課題概要 A:
判決文によると、原告の一日当たりの入院雑費として相当とされた額はいくらか。
課題概要 B:
判決文の最後の文に続けて、その先を書き進めてください。

文書本文:
----
以上によると、前記1(5)の平成四年一月二三日付の原告の就労能力がごく軽易な労務に限定されるとの医師の見解により、原告の後遺障害が第五級と認められるものではなく、自賠責認定の併合第七級をもつて相当というべきことになる。
四 損害額(以下、各費目の括弧内は原告請求額)
1 入院雑費(二〇万四一〇〇円) 二〇万四一〇〇円
前記のとおり、原告の入院期間は、山本第三病院が昭和六三年七月二六日から同年一一月八日まで(一〇六日)であり、松原病院が同月一〇日から同年一二月一六日(三七日)まで及び平成元年七月中の一四日間の合計一五七日であり、一日当たりの入院雑費は一三〇〇円が相当であるから、二〇万四一〇〇円となる。
----
データ抜粋:
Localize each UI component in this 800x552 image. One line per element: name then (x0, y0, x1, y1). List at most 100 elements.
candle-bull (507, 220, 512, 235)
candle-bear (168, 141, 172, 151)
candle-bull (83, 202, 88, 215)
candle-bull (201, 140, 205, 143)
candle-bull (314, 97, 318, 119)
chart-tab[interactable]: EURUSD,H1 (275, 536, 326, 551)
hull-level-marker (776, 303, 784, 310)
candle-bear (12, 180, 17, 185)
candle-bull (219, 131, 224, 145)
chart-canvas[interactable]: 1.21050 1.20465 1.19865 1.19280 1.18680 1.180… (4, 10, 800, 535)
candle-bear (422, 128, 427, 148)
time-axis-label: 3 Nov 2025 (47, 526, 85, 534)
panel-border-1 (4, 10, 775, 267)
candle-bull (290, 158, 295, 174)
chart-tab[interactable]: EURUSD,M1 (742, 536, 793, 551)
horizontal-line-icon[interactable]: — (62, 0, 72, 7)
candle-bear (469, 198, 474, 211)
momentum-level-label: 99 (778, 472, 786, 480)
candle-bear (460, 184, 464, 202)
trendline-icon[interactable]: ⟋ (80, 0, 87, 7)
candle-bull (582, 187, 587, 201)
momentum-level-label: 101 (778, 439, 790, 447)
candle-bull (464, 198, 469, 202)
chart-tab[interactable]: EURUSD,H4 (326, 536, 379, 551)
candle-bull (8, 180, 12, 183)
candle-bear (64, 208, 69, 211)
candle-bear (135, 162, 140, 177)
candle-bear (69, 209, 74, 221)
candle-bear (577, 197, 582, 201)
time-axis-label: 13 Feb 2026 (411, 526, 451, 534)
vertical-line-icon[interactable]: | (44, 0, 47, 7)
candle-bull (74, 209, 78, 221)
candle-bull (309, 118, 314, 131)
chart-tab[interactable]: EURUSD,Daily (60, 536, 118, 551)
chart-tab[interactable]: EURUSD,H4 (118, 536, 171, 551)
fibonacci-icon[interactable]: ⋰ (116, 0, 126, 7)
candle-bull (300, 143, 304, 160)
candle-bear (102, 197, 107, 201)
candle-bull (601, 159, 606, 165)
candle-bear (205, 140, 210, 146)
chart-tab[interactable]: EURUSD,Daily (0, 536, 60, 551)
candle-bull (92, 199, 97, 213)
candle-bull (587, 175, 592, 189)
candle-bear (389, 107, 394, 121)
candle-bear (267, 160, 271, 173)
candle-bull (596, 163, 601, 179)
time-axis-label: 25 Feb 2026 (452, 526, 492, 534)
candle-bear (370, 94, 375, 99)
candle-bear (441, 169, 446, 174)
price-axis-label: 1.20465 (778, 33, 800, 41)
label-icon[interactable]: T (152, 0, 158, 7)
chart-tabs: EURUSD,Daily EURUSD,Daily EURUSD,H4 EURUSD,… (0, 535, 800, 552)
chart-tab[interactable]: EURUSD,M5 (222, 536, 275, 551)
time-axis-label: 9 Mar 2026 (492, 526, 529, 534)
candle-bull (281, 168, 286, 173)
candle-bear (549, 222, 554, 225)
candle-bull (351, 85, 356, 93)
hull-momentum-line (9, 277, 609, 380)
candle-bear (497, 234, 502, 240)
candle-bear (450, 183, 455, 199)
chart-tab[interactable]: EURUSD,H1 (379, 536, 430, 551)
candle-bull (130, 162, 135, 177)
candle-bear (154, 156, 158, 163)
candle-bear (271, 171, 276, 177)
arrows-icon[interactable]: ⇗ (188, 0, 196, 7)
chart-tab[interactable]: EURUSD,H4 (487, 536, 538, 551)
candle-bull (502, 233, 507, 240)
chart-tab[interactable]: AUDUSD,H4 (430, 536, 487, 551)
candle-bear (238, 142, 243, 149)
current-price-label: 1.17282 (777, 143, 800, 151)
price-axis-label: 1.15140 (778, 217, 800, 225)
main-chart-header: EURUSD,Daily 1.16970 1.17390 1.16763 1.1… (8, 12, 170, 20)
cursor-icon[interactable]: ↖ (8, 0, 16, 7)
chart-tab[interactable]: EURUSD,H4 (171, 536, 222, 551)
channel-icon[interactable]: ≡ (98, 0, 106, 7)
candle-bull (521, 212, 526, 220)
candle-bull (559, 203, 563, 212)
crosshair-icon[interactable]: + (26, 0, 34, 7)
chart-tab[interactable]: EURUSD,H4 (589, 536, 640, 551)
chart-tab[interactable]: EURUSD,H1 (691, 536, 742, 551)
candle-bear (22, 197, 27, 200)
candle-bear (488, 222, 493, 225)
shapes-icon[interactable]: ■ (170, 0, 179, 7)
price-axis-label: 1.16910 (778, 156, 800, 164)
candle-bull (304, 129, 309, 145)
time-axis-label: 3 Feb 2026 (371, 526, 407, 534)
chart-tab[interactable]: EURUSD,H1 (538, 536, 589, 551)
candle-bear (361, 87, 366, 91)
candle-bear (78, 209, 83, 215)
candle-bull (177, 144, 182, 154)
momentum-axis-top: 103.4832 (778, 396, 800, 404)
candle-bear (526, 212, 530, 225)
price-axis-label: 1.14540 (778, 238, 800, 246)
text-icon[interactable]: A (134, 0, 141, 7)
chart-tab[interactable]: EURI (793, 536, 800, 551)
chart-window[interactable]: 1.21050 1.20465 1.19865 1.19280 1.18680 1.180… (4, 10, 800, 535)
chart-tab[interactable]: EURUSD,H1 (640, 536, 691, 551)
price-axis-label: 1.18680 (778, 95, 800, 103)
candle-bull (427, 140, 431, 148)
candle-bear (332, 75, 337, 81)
----
回答文 A:
一三〇〇円

回答文 B:
2 休業損害(九六四万二〇〇〇円) 七八〇万四一六六円
証拠(甲一、一三、一四、原告本人)及び弁論の全趣旨によれば、原告は、本件事故当時、四八歳(昭和一五年七月二四日生)で、友人と共同で営む自動車修理販売販売業であるマルキオート児島に勤務し、本件事故前六か月の所得は一八七万三〇〇〇円であつたこと(確定申告書、源泉徴収票等の提出はないが、甲一四の帳簿による収入額は賃金センサスによる平均給与額に照らすと信用できるものといえるが、その余のボーナス分、アルバイト収入についてはこれを認めるに足りる証拠はない。)、本件事故による受傷のため本件事故当日である昭和六三年七月二六日から症状固定日である平成二年八月二四日まで二五か月にわたり休業を余儀なくされたことが認められ、これによると、その間の休業損害は七八〇万四一六六円となる。
3 入通院慰謝料(三二二万円) 二七〇万円
本件事故による原告の傷害の部位、程度、入通院期間、実通院日数、原告の職業等を総合勘案すると慰謝料として二七〇万円が相当である。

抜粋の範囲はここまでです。